Dataset rows about figures
——————

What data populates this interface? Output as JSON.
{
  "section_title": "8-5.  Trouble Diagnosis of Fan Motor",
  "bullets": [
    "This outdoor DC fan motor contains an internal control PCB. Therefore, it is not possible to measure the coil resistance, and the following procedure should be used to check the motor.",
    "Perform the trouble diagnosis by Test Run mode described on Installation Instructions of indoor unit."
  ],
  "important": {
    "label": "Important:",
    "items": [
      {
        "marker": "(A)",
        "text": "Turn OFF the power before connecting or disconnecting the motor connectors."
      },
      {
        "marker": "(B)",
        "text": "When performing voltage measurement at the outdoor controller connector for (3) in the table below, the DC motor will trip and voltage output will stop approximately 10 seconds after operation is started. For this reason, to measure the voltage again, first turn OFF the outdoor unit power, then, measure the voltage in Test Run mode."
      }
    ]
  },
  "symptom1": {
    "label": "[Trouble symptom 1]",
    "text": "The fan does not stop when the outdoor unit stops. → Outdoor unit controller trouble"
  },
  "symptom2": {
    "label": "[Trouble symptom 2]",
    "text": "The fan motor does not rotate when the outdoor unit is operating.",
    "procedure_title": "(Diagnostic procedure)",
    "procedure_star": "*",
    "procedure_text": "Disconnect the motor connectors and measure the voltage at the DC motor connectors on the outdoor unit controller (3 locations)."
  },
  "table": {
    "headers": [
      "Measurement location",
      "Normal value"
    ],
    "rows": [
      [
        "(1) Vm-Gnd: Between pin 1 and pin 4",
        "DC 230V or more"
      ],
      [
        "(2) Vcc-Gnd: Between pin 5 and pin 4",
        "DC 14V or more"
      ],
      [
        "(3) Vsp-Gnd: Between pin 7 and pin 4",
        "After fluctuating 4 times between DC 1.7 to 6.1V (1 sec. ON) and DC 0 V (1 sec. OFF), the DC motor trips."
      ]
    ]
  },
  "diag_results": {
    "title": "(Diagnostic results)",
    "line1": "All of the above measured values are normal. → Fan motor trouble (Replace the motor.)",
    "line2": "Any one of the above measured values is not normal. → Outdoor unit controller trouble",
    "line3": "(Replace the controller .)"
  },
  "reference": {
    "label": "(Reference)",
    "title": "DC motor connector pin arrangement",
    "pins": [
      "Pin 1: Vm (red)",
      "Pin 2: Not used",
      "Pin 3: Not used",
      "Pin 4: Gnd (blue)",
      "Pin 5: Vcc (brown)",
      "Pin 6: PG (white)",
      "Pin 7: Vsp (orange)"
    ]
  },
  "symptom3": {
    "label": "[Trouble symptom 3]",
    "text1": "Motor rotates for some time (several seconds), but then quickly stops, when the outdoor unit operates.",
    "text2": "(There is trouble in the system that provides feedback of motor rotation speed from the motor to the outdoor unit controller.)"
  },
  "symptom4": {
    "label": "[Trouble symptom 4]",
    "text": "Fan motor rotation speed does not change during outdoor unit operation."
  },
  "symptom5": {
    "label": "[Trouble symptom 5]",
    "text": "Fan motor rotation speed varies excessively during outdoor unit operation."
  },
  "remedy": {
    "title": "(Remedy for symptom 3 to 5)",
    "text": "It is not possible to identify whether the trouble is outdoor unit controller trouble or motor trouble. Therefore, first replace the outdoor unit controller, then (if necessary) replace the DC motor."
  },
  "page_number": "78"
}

——————

_CHALLENGE_
Transcribe the data above in full, exactly.

_THE RESULT_
What data populates this interface? Output as JSON.
{
  "section_title": "8-5.  Trouble Diagnosis of Fan Motor",
  "bullets": [
    "This outdoor DC fan motor contains an internal control PCB. Therefore, it is not possible to measure the coil resistance, and the following procedure should be used to check the motor.",
    "Perform the trouble diagnosis by Test Run mode described on Installation Instructions of indoor unit."
  ],
  "important": {
    "label": "Important:",
    "items": [
      {
        "marker": "(A)",
        "text": "Turn OFF the power before connecting or disconnecting the motor connectors."
      },
      {
        "marker": "(B)",
        "text": "When performing voltage measurement at the outdoor controller connector for (3) in the table below, the DC motor will trip and voltage output will stop approximately 10 seconds after operation is started. For this reason, to measure the voltage again, first turn OFF the outdoor unit power, then, measure the voltage in Test Run mode."
      }
    ]
  },
  "symptom1": {
    "label": "[Trouble symptom 1]",
    "text": "The fan does not stop when the outdoor unit stops. → Outdoor unit controller trouble"
  },
  "symptom2": {
    "label": "[Trouble symptom 2]",
    "text": "The fan motor does not rotate when the outdoor unit is operating.",
    "procedure_title": "(Diagnostic procedure)",
    "procedure_star": "*",
    "procedure_text": "Disconnect the motor connectors and measure the voltage at the DC motor connectors on the outdoor unit controller (3 locations)."
  },
  "table": {
    "headers": [
      "Measurement location",
      "Normal value"
    ],
    "rows": [
      [
        "(1) Vm-Gnd: Between pin 1 and pin 4",
        "DC 230V or more"
      ],
      [
        "(2) Vcc-Gnd: Between pin 5 and pin 4",
        "DC 14V or more"
      ],
      [
        "(3) Vsp-Gnd: Between pin 7 and pin 4",
        "After fluctuating 4 times between DC 1.7 to 6.1V (1 sec. ON) and DC 0 V (1 sec. OFF), the DC motor trips."
      ]
    ]
  },
  "diag_results": {
    "title": "(Diagnostic results)",
    "line1": "All of the above measured values are normal. → Fan motor trouble (Replace the motor.)",
    "line2": "Any one of the above measured values is not normal. → Outdoor unit controller trouble",
    "line3": "(Replace the controller .)"
  },
  "reference": {
    "label": "(Reference)",
    "title": "DC motor connector pin arrangement",
    "pins": [
      "Pin 1: Vm (red)",
      "Pin 2: Not used",
      "Pin 3: Not used",
      "Pin 4: Gnd (blue)",
      "Pin 5: Vcc (brown)",
      "Pin 6: PG (white)",
      "Pin 7: Vsp (orange)"
    ]
  },
  "symptom3": {
    "label": "[Trouble symptom 3]",
    "text1": "Motor rotates for some time (several seconds), but then quickly stops, when the outdoor unit operates.",
    "text2": "(There is trouble in the system that provides feedback of motor rotation speed from the motor to the outdoor unit controller.)"
  },
  "symptom4": {
    "label": "[Trouble symptom 4]",
    "text": "Fan motor rotation speed does not change during outdoor unit operation."
  },
  "symptom5": {
    "label": "[Trouble symptom 5]",
    "text": "Fan motor rotation speed varies excessively during outdoor unit operation."
  },
  "remedy": {
    "title": "(Remedy for symptom 3 to 5)",
    "text": "It is not possible to identify whether the trouble is outdoor unit controller trouble or motor trouble. Therefore, first replace the outdoor unit controller, then (if necessary) replace the DC motor."
  },
  "page_number": "78"
}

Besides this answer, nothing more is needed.